• [Goal of the exercise]
All entries must be repeated exactly; do not include the pictures.

[Dataset items]
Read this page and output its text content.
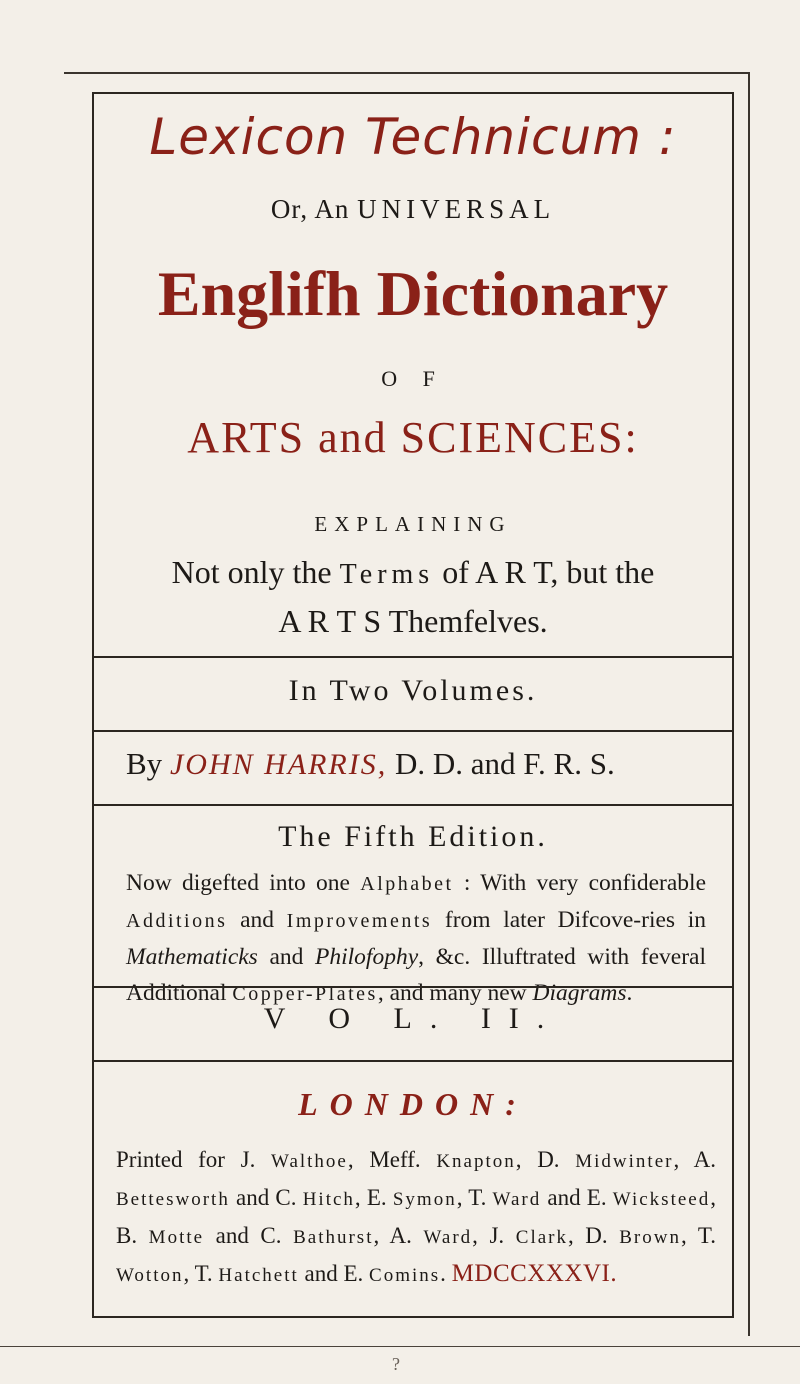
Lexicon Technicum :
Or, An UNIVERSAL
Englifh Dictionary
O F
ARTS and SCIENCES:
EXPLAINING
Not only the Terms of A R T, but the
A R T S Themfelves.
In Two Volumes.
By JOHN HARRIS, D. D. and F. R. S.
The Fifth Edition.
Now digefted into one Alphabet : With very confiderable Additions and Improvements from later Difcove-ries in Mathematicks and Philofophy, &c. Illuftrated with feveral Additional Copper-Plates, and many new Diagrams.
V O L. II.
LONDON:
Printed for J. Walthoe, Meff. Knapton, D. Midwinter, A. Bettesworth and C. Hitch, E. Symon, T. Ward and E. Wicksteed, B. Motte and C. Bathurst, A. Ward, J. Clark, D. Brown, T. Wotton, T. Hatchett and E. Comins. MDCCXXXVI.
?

• [Task result]
Read this page and output its text content.
Lexicon Technicum :
Or, An UNIVERSAL
Englifh Dictionary
O F
ARTS and SCIENCES:
EXPLAINING
Not only the Terms of A R T, but the
A R T S Themfelves.
In Two Volumes.
By JOHN HARRIS, D. D. and F. R. S.
The Fifth Edition.
Now digefted into one Alphabet : With very confiderable Additions and Improvements from later Difcove-ries in Mathematicks and Philofophy, &c. Illuftrated with feveral Additional Copper-Plates, and many new Diagrams.
V O L. II.
LONDON:
Printed for J. Walthoe, Meff. Knapton, D. Midwinter, A. Bettesworth and C. Hitch, E. Symon, T. Ward and E. Wicksteed, B. Motte and C. Bathurst, A. Ward, J. Clark, D. Brown, T. Wotton, T. Hatchett and E. Comins. MDCCXXXVI.
?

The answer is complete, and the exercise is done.